Wherever the word "双证小白实战班" appears in the entries, copy the whole line.

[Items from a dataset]
********************

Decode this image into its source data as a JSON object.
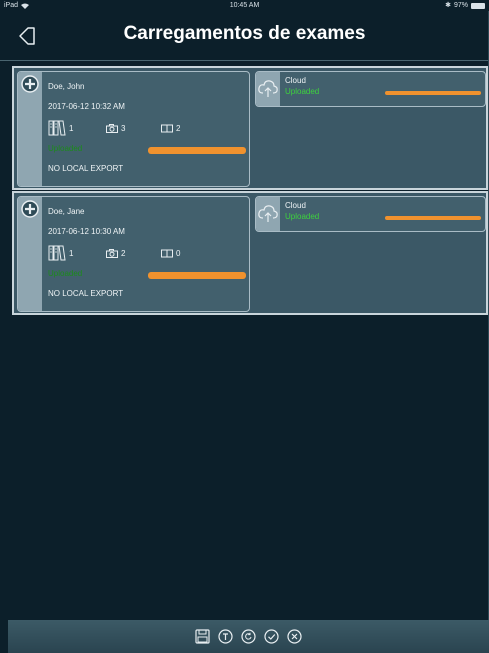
{
  "status_bar": {
    "device": "iPad",
    "time": "10:45 AM",
    "battery": "97%"
  },
  "header": {
    "title": "Carregamentos de exames",
    "back_icon": "back-arrow-icon"
  },
  "exams": [
    {
      "name": "Doe, John",
      "date": "2017-06-12 10:32 AM",
      "series_count": "1",
      "photo_count": "3",
      "report_count": "2",
      "status": "Uploaded",
      "progress": 1.0,
      "export": "NO LOCAL EXPORT",
      "cloud": {
        "label": "Cloud",
        "status": "Uploaded",
        "progress": 1.0
      }
    },
    {
      "name": "Doe, Jane",
      "date": "2017-06-12 10:30 AM",
      "series_count": "1",
      "photo_count": "2",
      "report_count": "0",
      "status": "Uploaded",
      "progress": 1.0,
      "export": "NO LOCAL EXPORT",
      "cloud": {
        "label": "Cloud",
        "status": "Uploaded",
        "progress": 1.0
      }
    }
  ],
  "toolbar": {
    "buttons": [
      "save-icon",
      "text-icon",
      "retry-icon",
      "check-icon",
      "close-icon"
    ]
  },
  "colors": {
    "background": "#0c1f2a",
    "row": "#3b5866",
    "progress": "#f0922e",
    "status_dark_green": "#1c8a1c",
    "status_bright_green": "#3ed13e"
  }
}
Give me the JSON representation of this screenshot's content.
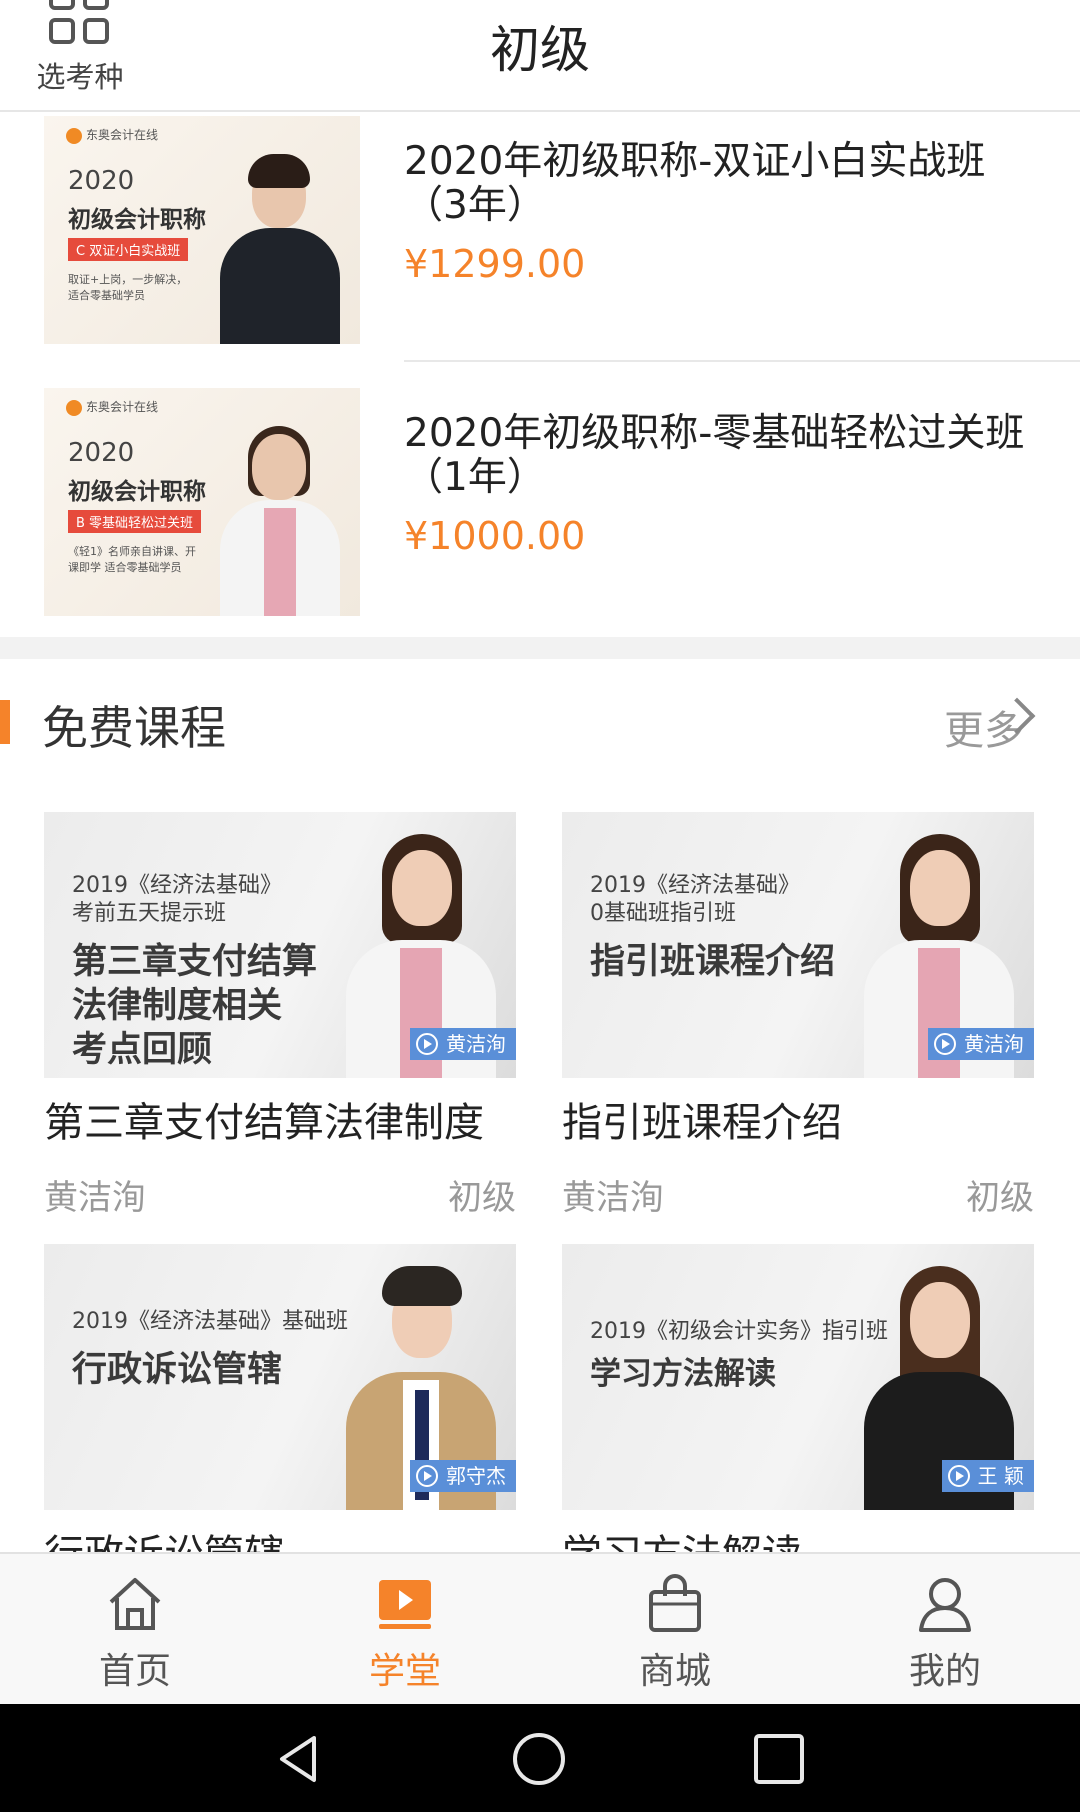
{
  "header": {
    "exam_switch_label": "选考种",
    "title": "初级"
  },
  "paid_courses": [
    {
      "name": "2020年初级职称-双证小白实战班（3年）",
      "price": "¥1299.00",
      "thumb": {
        "brand": "东奥会计在线",
        "year": "2020",
        "title": "初级会计职称",
        "tag": "C 双证小白实战班",
        "desc": "取证+上岗，一步解决，适合零基础学员"
      }
    },
    {
      "name": "2020年初级职称-零基础轻松过关班（1年）",
      "price": "¥1000.00",
      "thumb": {
        "brand": "东奥会计在线",
        "year": "2020",
        "title": "初级会计职称",
        "tag": "B 零基础轻松过关班",
        "desc": "《轻1》名师亲自讲课、开课即学 适合零基础学员"
      }
    }
  ],
  "free_section": {
    "title": "免费课程",
    "more_label": "更多"
  },
  "free_courses": [
    {
      "thumb_sub": "2019《经济法基础》\n考前五天提示班",
      "thumb_big": "第三章支付结算\n法律制度相关\n考点回顾",
      "badge": "黄洁洵",
      "title": "第三章支付结算法律制度",
      "teacher": "黄洁洵",
      "level": "初级"
    },
    {
      "thumb_sub": "2019《经济法基础》\n0基础班指引班",
      "thumb_big": "指引班课程介绍",
      "badge": "黄洁洵",
      "title": "指引班课程介绍",
      "teacher": "黄洁洵",
      "level": "初级"
    },
    {
      "thumb_sub": "2019《经济法基础》基础班",
      "thumb_big": "行政诉讼管辖",
      "badge": "郭守杰",
      "title": "行政诉讼管辖"
    },
    {
      "thumb_sub": "2019《初级会计实务》指引班",
      "thumb_big": "学习方法解读",
      "badge": "王 颖",
      "title": "学习方法解读"
    }
  ],
  "tabbar": {
    "items": [
      {
        "label": "首页",
        "icon": "home-icon"
      },
      {
        "label": "学堂",
        "icon": "classroom-icon"
      },
      {
        "label": "商城",
        "icon": "shop-bag-icon"
      },
      {
        "label": "我的",
        "icon": "profile-icon"
      }
    ],
    "active_color": "#f5832a"
  },
  "colors": {
    "accent": "#f5832a",
    "badge": "#5a8fd8"
  }
}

********************

Solved exercise
      "name": "2020年初级职称-双证小白实战班（3年）",
        "tag": "C 双证小白实战班",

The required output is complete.